Dataset excerpt
>> start

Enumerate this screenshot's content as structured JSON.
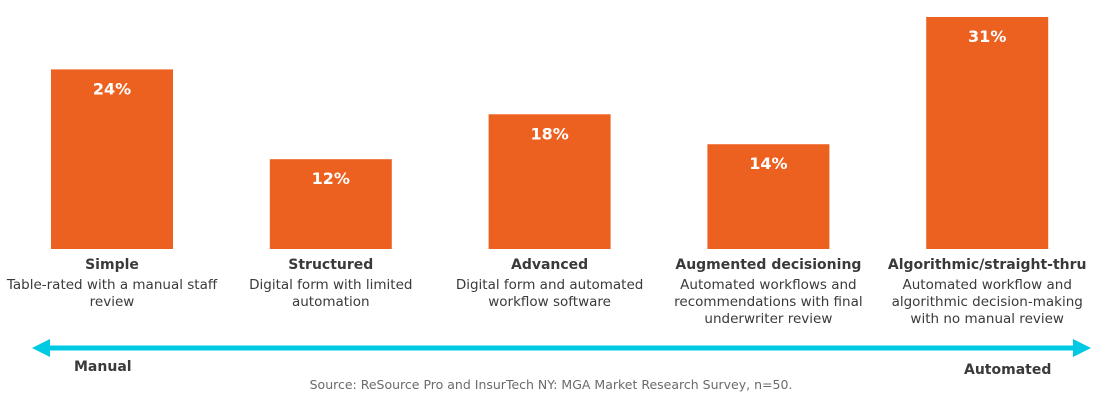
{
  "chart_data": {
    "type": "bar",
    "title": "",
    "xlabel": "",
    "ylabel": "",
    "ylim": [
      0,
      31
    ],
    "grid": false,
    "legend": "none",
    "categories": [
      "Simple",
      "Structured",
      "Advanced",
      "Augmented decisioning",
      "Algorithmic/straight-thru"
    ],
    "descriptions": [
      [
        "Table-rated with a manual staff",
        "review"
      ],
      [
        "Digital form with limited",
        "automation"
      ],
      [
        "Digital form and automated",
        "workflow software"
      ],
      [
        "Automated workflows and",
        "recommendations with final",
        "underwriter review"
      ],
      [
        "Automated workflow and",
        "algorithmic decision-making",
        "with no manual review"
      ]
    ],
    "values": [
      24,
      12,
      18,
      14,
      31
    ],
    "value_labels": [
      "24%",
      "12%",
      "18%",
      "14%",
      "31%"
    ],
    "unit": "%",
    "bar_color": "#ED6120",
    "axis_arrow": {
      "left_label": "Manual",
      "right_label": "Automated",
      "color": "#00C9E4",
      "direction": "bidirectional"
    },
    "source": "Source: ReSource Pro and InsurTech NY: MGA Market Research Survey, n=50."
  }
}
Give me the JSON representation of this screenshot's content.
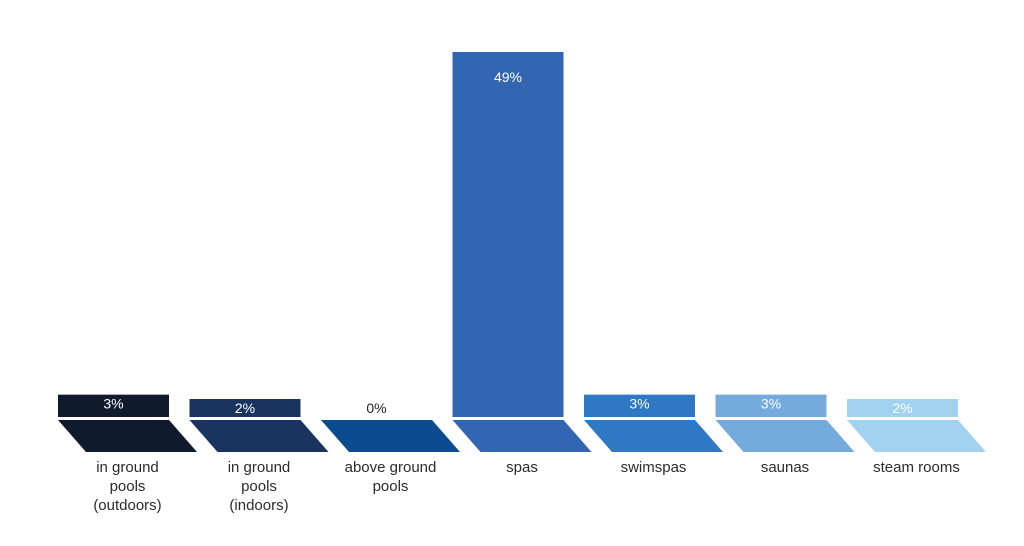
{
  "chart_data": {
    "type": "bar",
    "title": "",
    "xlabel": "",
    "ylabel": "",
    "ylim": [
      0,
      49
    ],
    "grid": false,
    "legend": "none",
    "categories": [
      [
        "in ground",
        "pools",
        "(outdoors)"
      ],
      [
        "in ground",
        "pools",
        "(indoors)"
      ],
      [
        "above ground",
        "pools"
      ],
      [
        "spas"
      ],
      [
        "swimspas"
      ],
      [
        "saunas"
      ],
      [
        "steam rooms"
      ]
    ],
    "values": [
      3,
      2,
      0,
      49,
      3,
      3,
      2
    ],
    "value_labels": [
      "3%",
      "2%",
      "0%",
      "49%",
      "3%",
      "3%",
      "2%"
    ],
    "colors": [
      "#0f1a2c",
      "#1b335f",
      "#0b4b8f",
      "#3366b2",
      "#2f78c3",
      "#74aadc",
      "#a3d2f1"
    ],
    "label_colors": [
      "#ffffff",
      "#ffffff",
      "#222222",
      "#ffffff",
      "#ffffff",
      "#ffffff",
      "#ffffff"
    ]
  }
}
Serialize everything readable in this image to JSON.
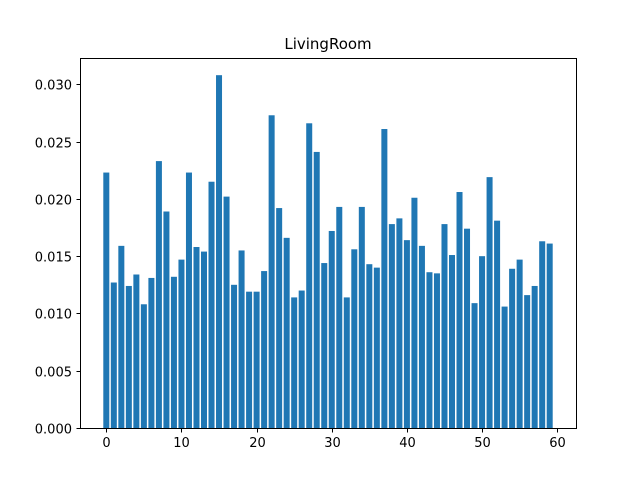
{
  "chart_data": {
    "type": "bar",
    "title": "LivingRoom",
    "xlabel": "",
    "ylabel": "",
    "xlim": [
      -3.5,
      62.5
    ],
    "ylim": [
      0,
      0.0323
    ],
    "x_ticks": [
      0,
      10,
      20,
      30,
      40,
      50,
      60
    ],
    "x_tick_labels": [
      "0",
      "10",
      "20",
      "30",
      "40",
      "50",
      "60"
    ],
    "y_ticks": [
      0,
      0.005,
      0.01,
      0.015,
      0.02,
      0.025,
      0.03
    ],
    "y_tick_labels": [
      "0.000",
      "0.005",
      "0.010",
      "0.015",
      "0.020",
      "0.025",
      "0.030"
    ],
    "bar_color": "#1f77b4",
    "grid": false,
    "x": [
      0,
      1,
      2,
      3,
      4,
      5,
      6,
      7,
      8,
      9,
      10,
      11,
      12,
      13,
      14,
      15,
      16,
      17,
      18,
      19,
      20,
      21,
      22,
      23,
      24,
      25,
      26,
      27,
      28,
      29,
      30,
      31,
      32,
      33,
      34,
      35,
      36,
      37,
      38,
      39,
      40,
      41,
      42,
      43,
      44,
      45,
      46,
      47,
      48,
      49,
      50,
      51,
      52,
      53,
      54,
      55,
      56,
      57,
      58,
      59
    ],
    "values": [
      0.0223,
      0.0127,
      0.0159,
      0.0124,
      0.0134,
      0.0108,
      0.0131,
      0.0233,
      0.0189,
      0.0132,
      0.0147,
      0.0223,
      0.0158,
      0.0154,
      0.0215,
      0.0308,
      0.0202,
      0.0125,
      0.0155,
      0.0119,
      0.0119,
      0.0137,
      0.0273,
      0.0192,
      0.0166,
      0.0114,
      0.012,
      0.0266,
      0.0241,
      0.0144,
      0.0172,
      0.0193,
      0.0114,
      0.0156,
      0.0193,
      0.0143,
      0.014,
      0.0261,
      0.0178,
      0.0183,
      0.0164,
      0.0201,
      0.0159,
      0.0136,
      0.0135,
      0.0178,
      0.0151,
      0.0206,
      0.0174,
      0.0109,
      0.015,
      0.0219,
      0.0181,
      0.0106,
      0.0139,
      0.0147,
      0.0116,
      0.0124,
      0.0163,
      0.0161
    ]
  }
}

>> end

Filter out all lines lacking the word "content" and copy the rest.

# SOLUTION TO THE EXERCISE
Enumerate this screenshot's content as structured JSON.
Give me the JSON representation of this screenshot's content.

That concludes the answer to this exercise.